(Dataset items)
________________________________________

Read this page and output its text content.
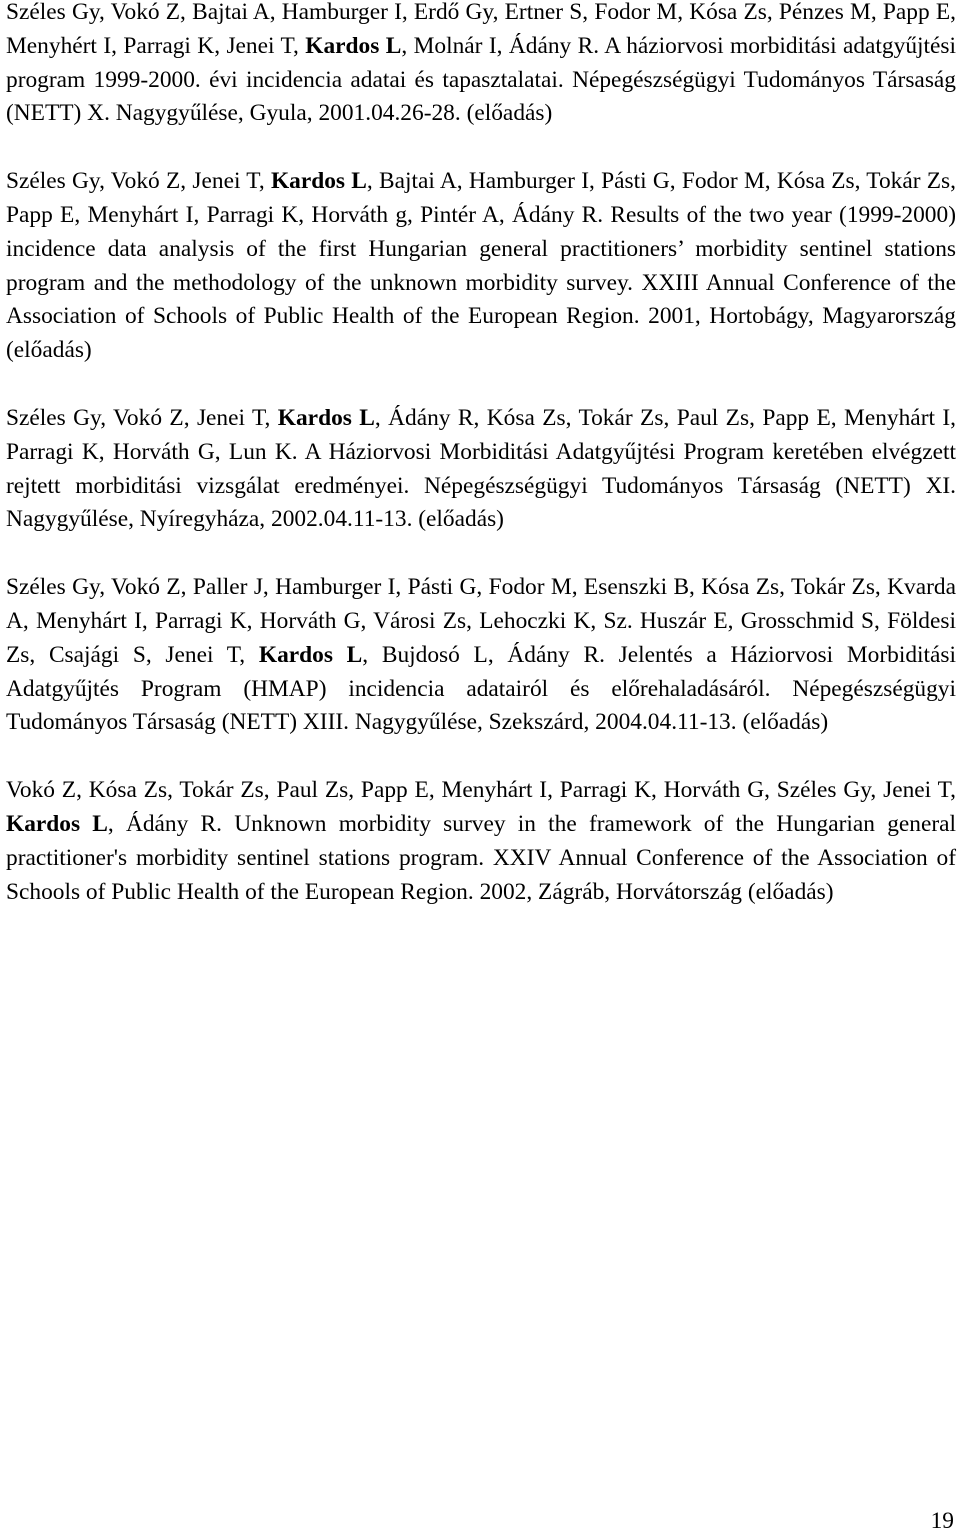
Széles Gy, Vokó Z, Bajtai A, Hamburger I, Erdő Gy, Ertner S, Fodor M, Kósa Zs, Pénzes M, Papp E, Menyhért I, Parragi K, Jenei T, Kardos L, Molnár I, Ádány R. A háziorvosi morbiditási adatgyűjtési program 1999-2000. évi incidencia adatai és tapasztalatai. Népegészségügyi Tudományos Társaság (NETT) X. Nagygyűlése, Gyula, 2001.04.26-28. (előadás)

Széles Gy, Vokó Z, Jenei T, Kardos L, Bajtai A, Hamburger I, Pásti G, Fodor M, Kósa Zs, Tokár Zs, Papp E, Menyhárt I, Parragi K, Horváth g, Pintér A, Ádány R. Results of the two year (1999-2000) incidence data analysis of the first Hungarian general practitioners’ morbidity sentinel stations program and the methodology of the unknown morbidity survey. XXIII Annual Conference of the Association of Schools of Public Health of the European Region. 2001, Hortobágy, Magyarország (előadás)

Széles Gy, Vokó Z, Jenei T, Kardos L, Ádány R, Kósa Zs, Tokár Zs, Paul Zs, Papp E, Menyhárt I, Parragi K, Horváth G, Lun K. A Háziorvosi Morbiditási Adatgyűjtési Program keretében elvégzett rejtett morbiditási vizsgálat eredményei. Népegészségügyi Tudományos Társaság (NETT) XI. Nagygyűlése, Nyíregyháza, 2002.04.11-13. (előadás)

Széles Gy, Vokó Z, Paller J, Hamburger I, Pásti G, Fodor M, Esenszki B, Kósa Zs, Tokár Zs, Kvarda A, Menyhárt I, Parragi K, Horváth G, Városi Zs, Lehoczki K, Sz. Huszár E, Grosschmid S, Földesi Zs, Csajági S, Jenei T, Kardos L, Bujdosó L, Ádány R. Jelentés a Háziorvosi Morbiditási Adatgyűjtés Program (HMAP) incidencia adatairól és előrehaladásáról. Népegészségügyi Tudományos Társaság (NETT) XIII. Nagygyűlése, Szekszárd, 2004.04.11-13. (előadás)

Vokó Z, Kósa Zs, Tokár Zs, Paul Zs, Papp E, Menyhárt I, Parragi K, Horváth G, Széles Gy, Jenei T, Kardos L, Ádány R. Unknown morbidity survey in the framework of the Hungarian general practitioner's morbidity sentinel stations program. XXIV Annual Conference of the Association of Schools of Public Health of the European Region. 2002, Zágráb, Horvátország (előadás)

19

________________________________________

Prompt: Copy out all the records exactly, excluding pictures.

Correct response:
Read this page and output its text content.
Széles Gy, Vokó Z, Bajtai A, Hamburger I, Erdő Gy, Ertner S, Fodor M, Kósa Zs, Pénzes M, Papp E, Menyhért I, Parragi K, Jenei T, Kardos L, Molnár I, Ádány R. A háziorvosi morbiditási adatgyűjtési program 1999-2000. évi incidencia adatai és tapasztalatai. Népegészségügyi Tudományos Társaság (NETT) X. Nagygyűlése, Gyula, 2001.04.26-28. (előadás)

Széles Gy, Vokó Z, Jenei T, Kardos L, Bajtai A, Hamburger I, Pásti G, Fodor M, Kósa Zs, Tokár Zs, Papp E, Menyhárt I, Parragi K, Horváth g, Pintér A, Ádány R. Results of the two year (1999-2000) incidence data analysis of the first Hungarian general practitioners’ morbidity sentinel stations program and the methodology of the unknown morbidity survey. XXIII Annual Conference of the Association of Schools of Public Health of the European Region. 2001, Hortobágy, Magyarország (előadás)

Széles Gy, Vokó Z, Jenei T, Kardos L, Ádány R, Kósa Zs, Tokár Zs, Paul Zs, Papp E, Menyhárt I, Parragi K, Horváth G, Lun K. A Háziorvosi Morbiditási Adatgyűjtési Program keretében elvégzett rejtett morbiditási vizsgálat eredményei. Népegészségügyi Tudományos Társaság (NETT) XI. Nagygyűlése, Nyíregyháza, 2002.04.11-13. (előadás)

Széles Gy, Vokó Z, Paller J, Hamburger I, Pásti G, Fodor M, Esenszki B, Kósa Zs, Tokár Zs, Kvarda A, Menyhárt I, Parragi K, Horváth G, Városi Zs, Lehoczki K, Sz. Huszár E, Grosschmid S, Földesi Zs, Csajági S, Jenei T, Kardos L, Bujdosó L, Ádány R. Jelentés a Háziorvosi Morbiditási Adatgyűjtés Program (HMAP) incidencia adatairól és előrehaladásáról. Népegészségügyi Tudományos Társaság (NETT) XIII. Nagygyűlése, Szekszárd, 2004.04.11-13. (előadás)

Vokó Z, Kósa Zs, Tokár Zs, Paul Zs, Papp E, Menyhárt I, Parragi K, Horváth G, Széles Gy, Jenei T, Kardos L, Ádány R. Unknown morbidity survey in the framework of the Hungarian general practitioner's morbidity sentinel stations program. XXIV Annual Conference of the Association of Schools of Public Health of the European Region. 2002, Zágráb, Horvátország (előadás)

19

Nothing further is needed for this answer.